--- Begin INPUT MATERIAL ---
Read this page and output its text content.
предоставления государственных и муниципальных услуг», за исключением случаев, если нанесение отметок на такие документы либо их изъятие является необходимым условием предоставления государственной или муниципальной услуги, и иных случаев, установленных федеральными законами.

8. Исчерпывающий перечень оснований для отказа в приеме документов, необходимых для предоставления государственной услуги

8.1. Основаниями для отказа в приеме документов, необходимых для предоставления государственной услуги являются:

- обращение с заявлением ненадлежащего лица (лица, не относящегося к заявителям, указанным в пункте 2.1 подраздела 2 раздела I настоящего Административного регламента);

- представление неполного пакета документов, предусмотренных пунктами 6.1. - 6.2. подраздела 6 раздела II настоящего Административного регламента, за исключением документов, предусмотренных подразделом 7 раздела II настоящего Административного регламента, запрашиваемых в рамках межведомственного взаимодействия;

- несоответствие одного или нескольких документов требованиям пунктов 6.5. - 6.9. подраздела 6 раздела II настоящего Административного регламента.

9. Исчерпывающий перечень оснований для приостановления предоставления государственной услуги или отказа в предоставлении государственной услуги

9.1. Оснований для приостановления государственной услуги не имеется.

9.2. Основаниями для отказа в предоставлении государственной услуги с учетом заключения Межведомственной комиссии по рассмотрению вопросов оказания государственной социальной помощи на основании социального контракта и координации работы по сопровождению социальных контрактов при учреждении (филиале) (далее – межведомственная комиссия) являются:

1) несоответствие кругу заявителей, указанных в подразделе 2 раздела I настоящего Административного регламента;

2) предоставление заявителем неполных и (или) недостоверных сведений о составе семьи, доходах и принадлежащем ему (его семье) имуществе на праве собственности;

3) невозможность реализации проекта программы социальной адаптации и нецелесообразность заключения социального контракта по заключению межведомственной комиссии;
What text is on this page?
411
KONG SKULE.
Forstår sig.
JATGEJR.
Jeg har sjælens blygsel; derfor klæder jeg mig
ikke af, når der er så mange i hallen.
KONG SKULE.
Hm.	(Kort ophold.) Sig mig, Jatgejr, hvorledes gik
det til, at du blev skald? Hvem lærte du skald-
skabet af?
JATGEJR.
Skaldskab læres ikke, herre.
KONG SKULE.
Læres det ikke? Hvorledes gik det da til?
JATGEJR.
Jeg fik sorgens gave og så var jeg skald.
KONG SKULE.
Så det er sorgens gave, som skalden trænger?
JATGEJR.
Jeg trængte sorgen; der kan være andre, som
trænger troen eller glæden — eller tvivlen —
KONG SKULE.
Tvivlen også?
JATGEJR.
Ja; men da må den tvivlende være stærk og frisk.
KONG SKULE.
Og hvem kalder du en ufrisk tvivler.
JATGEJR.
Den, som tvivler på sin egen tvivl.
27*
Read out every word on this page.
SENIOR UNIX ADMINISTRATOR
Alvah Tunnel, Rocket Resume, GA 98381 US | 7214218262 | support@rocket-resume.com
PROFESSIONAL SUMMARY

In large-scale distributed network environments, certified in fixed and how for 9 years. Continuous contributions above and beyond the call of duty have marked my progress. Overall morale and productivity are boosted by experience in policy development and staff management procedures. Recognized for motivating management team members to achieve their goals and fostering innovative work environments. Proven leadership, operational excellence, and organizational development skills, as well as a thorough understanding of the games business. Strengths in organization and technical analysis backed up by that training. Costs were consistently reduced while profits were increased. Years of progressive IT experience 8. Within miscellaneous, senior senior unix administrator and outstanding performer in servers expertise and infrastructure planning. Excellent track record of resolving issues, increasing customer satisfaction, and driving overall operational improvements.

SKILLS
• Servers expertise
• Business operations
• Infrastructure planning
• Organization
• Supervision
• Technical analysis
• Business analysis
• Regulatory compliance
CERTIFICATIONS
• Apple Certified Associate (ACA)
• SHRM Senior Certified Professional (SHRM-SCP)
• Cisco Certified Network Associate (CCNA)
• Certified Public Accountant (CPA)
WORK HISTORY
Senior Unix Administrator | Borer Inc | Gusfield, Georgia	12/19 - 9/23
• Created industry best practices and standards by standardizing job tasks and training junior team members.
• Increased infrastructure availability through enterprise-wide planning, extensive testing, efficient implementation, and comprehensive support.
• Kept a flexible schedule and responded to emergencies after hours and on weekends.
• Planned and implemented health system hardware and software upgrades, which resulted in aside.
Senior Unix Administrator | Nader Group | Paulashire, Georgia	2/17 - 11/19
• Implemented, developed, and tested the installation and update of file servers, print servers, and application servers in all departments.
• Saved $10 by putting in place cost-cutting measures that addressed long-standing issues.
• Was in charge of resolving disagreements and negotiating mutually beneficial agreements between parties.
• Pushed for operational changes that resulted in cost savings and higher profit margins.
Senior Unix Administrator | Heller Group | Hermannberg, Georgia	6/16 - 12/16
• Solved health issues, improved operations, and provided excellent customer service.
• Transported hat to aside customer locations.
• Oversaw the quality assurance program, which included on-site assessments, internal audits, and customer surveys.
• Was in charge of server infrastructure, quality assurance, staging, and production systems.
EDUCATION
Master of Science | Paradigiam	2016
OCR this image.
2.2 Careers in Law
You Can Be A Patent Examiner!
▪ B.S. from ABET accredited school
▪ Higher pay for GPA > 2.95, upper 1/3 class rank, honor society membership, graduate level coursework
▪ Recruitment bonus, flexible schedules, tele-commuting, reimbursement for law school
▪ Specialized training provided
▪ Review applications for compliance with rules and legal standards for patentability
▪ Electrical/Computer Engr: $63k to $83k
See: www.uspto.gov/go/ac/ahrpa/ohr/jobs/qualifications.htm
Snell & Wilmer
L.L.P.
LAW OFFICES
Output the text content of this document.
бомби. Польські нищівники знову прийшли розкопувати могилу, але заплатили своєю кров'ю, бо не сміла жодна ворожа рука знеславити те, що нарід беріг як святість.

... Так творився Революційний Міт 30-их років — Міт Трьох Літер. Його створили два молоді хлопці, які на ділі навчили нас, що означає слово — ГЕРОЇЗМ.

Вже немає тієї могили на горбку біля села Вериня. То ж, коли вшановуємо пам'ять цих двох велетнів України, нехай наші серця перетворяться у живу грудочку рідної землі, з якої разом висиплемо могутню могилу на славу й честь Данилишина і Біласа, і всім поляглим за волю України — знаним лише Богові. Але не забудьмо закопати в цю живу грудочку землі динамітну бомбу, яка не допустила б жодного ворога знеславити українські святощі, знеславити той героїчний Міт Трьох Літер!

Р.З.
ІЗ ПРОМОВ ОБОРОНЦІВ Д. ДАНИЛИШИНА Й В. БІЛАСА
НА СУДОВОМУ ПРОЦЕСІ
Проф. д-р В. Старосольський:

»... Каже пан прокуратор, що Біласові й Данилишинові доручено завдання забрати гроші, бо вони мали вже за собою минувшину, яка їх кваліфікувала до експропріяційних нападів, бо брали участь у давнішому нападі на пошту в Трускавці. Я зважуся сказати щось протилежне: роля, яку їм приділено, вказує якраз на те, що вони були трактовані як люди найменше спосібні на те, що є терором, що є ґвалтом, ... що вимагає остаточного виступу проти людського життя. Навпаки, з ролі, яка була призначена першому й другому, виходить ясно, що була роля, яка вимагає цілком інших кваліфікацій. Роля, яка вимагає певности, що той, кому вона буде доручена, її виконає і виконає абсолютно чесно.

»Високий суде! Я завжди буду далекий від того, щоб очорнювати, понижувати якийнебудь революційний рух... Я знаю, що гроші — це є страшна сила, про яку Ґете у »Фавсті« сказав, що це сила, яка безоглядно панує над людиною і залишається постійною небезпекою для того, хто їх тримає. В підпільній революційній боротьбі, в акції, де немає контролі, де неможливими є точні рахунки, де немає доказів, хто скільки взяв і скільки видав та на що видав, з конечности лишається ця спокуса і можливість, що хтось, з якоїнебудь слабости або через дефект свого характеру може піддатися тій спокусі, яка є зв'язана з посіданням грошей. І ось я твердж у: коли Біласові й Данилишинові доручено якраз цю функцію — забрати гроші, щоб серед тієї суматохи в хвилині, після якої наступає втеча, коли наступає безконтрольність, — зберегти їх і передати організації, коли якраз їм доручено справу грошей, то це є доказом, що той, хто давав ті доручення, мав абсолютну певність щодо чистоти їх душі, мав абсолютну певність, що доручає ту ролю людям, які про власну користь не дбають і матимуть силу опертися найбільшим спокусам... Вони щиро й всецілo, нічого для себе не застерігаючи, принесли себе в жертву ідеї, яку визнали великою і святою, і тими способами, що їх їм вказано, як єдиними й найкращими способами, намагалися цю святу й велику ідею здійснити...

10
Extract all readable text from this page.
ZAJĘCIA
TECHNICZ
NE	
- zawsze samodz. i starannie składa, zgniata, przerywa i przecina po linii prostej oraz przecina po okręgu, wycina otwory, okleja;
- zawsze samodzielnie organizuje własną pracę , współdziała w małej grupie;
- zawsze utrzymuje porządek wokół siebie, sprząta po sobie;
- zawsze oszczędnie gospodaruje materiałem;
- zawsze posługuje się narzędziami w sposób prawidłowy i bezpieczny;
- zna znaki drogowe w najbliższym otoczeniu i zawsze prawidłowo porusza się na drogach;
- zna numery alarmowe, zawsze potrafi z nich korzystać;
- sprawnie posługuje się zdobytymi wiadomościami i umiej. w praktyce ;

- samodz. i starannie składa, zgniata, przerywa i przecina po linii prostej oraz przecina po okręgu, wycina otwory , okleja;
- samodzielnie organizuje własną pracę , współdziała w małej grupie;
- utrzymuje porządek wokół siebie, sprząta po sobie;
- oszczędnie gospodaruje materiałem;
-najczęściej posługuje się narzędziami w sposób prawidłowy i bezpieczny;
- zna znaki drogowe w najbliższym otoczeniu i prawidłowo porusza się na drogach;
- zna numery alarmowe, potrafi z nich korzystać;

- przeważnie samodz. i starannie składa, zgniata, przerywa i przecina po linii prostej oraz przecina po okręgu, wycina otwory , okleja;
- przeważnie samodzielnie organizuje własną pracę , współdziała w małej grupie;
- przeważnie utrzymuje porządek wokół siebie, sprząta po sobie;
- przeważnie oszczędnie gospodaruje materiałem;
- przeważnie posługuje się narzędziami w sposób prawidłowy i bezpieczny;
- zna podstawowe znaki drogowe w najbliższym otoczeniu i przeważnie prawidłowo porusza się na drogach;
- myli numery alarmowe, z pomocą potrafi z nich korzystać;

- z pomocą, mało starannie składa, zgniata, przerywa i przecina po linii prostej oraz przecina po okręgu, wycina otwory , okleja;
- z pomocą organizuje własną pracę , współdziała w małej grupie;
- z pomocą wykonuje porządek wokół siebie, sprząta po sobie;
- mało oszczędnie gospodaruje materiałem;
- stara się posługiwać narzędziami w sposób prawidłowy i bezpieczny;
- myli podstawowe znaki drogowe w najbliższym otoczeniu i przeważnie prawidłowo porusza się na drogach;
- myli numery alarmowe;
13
--- End INPUT MATERIAL ---
# [TASK INSTRUCTIONS]
Search the records for the word "Літер" and copy every line where it occurs.

# [SOLUTION TO THE EXERCISE]
... Так творився Революційний Міт 30-их років — Міт Трьох Літер. Його створили два молоді хлопці, які на ділі навчили нас, що означає слово — ГЕРОЇЗМ.
Вже немає тієї могили на горбку біля села Вериня. То ж, коли вшановуємо пам'ять цих двох велетнів України, нехай наші серця перетворяться у живу грудочку рідної землі, з якої разом висиплемо могутню могилу на славу й честь Данилишина і Біласа, і всім поляглим за волю України — знаним лише Богові. Але не забудьмо закопати в цю живу грудочку землі динамітну бомбу, яка не допустила б жодного ворога знеславити українські святощі, знеславити той героїчний Міт Трьох Літер!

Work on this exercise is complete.